> **RECORDS TO PROCESS**:
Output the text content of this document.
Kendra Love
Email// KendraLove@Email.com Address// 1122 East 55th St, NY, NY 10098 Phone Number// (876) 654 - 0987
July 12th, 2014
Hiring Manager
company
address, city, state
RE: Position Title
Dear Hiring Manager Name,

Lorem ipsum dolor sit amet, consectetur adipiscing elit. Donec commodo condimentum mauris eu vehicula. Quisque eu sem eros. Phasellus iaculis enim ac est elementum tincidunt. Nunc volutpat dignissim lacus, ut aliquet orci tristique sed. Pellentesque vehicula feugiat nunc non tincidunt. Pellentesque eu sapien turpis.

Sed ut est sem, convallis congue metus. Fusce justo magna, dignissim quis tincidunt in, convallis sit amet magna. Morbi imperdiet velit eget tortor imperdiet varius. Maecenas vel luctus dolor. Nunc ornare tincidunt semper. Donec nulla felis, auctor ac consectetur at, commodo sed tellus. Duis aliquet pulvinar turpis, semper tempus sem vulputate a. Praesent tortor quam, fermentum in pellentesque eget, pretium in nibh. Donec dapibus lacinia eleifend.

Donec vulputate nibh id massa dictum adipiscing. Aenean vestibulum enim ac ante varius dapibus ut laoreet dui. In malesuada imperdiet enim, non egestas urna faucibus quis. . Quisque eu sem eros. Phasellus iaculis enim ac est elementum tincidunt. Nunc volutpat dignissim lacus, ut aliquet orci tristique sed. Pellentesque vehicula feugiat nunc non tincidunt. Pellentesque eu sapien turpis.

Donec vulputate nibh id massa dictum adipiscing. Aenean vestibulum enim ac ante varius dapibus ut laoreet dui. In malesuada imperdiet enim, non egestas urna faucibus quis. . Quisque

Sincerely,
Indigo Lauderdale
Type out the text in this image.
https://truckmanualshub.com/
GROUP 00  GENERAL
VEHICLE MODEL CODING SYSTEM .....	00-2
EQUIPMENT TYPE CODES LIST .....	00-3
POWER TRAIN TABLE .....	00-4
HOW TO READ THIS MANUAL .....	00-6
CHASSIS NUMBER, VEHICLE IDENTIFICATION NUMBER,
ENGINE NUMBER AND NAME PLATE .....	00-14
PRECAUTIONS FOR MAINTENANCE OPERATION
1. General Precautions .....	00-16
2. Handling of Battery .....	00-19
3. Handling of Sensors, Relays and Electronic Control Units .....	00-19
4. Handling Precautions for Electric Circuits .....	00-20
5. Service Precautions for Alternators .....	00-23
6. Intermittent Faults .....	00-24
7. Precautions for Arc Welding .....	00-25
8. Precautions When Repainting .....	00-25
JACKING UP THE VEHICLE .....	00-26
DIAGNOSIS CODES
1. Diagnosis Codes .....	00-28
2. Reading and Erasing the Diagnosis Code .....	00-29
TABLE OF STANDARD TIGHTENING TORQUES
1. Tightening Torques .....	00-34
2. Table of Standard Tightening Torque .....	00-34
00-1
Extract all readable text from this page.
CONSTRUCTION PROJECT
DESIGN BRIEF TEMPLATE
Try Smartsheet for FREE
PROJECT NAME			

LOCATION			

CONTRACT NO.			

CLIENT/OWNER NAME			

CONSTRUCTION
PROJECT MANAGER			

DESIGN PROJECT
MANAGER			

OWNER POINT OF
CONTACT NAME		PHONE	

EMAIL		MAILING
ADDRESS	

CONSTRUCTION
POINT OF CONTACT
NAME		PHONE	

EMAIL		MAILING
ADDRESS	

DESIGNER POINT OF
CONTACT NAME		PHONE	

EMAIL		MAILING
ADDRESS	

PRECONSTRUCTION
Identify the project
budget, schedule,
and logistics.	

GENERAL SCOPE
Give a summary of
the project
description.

> **WRITTEN INSTRUCTION**:
Begin with the line containing "Extract all readable text from this page." and repeat each line exactly until the records above end.

> **THE RESULT**:
Extract all readable text from this page.
CONSTRUCTION PROJECT
DESIGN BRIEF TEMPLATE
Try Smartsheet for FREE
PROJECT NAME			

LOCATION			

CONTRACT NO.			

CLIENT/OWNER NAME			

CONSTRUCTION
PROJECT MANAGER			

DESIGN PROJECT
MANAGER			

OWNER POINT OF
CONTACT NAME		PHONE	

EMAIL		MAILING
ADDRESS	

CONSTRUCTION
POINT OF CONTACT
NAME		PHONE	

EMAIL		MAILING
ADDRESS	

DESIGNER POINT OF
CONTACT NAME		PHONE	

EMAIL		MAILING
ADDRESS	

PRECONSTRUCTION
Identify the project
budget, schedule,
and logistics.	

GENERAL SCOPE
Give a summary of
the project
description.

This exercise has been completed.